=== Begin Enclosure ===

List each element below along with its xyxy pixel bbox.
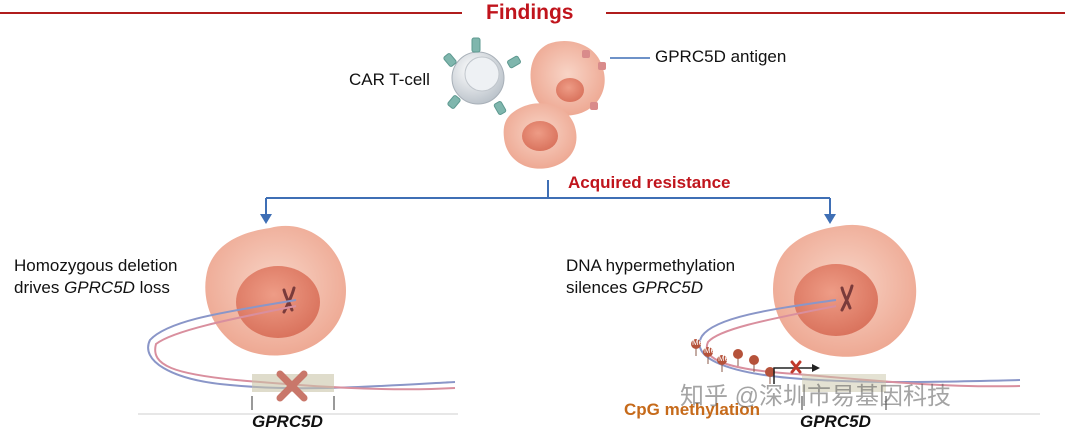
me-text-3: Me (718, 354, 730, 363)
car-t-cell-label: CAR T-cell (349, 70, 430, 89)
me-marker (691, 339, 701, 356)
tumor-cell-lower (503, 103, 577, 169)
header-rule-left (0, 12, 462, 14)
right-panel-caption: DNA hypermethylation silences GPRC5D (566, 255, 735, 299)
chromosome-icon-right (840, 284, 854, 312)
me-marker (765, 367, 775, 384)
left-myeloma-cell (205, 225, 346, 356)
acquired-resistance-label: Acquired resistance (568, 173, 731, 192)
me-text-1: Me (692, 338, 704, 347)
right-caption-line2: silences GPRC5D (566, 278, 703, 297)
right-gene-label: GPRC5D (800, 412, 871, 431)
left-caption-line1: Homozygous deletion (14, 256, 178, 275)
left-caption-line2: drives GPRC5D loss (14, 278, 170, 297)
tumor-cell-upper (530, 40, 606, 116)
resistance-bracket (265, 180, 831, 216)
arrow-head-left (260, 214, 272, 224)
figure-title: Findings (486, 1, 574, 24)
me-marker (717, 355, 727, 372)
left-dna-helix (147, 299, 456, 391)
right-caption-line1: DNA hypermethylation (566, 256, 736, 275)
methylation-markers (691, 339, 775, 384)
deletion-x-icon (276, 370, 308, 402)
right-myeloma-cell (773, 224, 917, 357)
me-text-2: Me (704, 346, 716, 355)
left-gene-segment (251, 374, 335, 410)
cpg-methylation-label: CpG methylation (624, 400, 761, 419)
me-marker (703, 347, 713, 364)
left-panel-caption: Homozygous deletion drives GPRC5D loss (14, 255, 177, 299)
blocked-transcription-arrow (773, 360, 820, 384)
me-marker (733, 349, 743, 366)
right-gene-segment (801, 374, 887, 410)
me-marker (749, 355, 759, 372)
left-gene-label: GPRC5D (252, 412, 323, 431)
arrow-head-right (824, 214, 836, 224)
right-dna-helix (698, 299, 1021, 388)
watermark-text: 知乎 @深圳市易基因科技 (680, 383, 952, 410)
header-rule-right (606, 12, 1065, 14)
car-t-cell (443, 37, 521, 115)
gprc5d-antigen-label: GPRC5D antigen (655, 47, 787, 66)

=== End Enclosure ===

- EXERCISE GOAL: Would you please set down the data above again exactly, without its pictures?

- SOLVED EXERCISE:
List each element below along with its xyxy pixel bbox.
me-text-3: Me (718, 354, 730, 363)
car-t-cell-label: CAR T-cell (349, 70, 430, 89)
me-marker (691, 339, 701, 356)
tumor-cell-lower (503, 103, 577, 169)
header-rule-left (0, 12, 462, 14)
right-panel-caption: DNA hypermethylation silences GPRC5D (566, 255, 735, 299)
chromosome-icon-right (840, 284, 854, 312)
me-marker (765, 367, 775, 384)
left-myeloma-cell (205, 225, 346, 356)
acquired-resistance-label: Acquired resistance (568, 173, 731, 192)
me-text-1: Me (692, 338, 704, 347)
right-caption-line2: silences GPRC5D (566, 278, 703, 297)
right-gene-label: GPRC5D (800, 412, 871, 431)
left-caption-line1: Homozygous deletion (14, 256, 178, 275)
left-caption-line2: drives GPRC5D loss (14, 278, 170, 297)
tumor-cell-upper (530, 40, 606, 116)
resistance-bracket (265, 180, 831, 216)
arrow-head-left (260, 214, 272, 224)
figure-title: Findings (486, 1, 574, 24)
me-marker (717, 355, 727, 372)
left-dna-helix (147, 299, 456, 391)
right-caption-line1: DNA hypermethylation (566, 256, 736, 275)
methylation-markers (691, 339, 775, 384)
deletion-x-icon (276, 370, 308, 402)
right-myeloma-cell (773, 224, 917, 357)
me-text-2: Me (704, 346, 716, 355)
left-gene-segment (251, 374, 335, 410)
cpg-methylation-label: CpG methylation (624, 400, 761, 419)
me-marker (703, 347, 713, 364)
left-panel-caption: Homozygous deletion drives GPRC5D loss (14, 255, 177, 299)
blocked-transcription-arrow (773, 360, 820, 384)
me-marker (733, 349, 743, 366)
right-gene-segment (801, 374, 887, 410)
me-marker (749, 355, 759, 372)
left-gene-label: GPRC5D (252, 412, 323, 431)
arrow-head-right (824, 214, 836, 224)
right-dna-helix (698, 299, 1021, 388)
watermark-text: 知乎 @深圳市易基因科技 (680, 383, 952, 410)
header-rule-right (606, 12, 1065, 14)
car-t-cell (443, 37, 521, 115)
gprc5d-antigen-label: GPRC5D antigen (655, 47, 787, 66)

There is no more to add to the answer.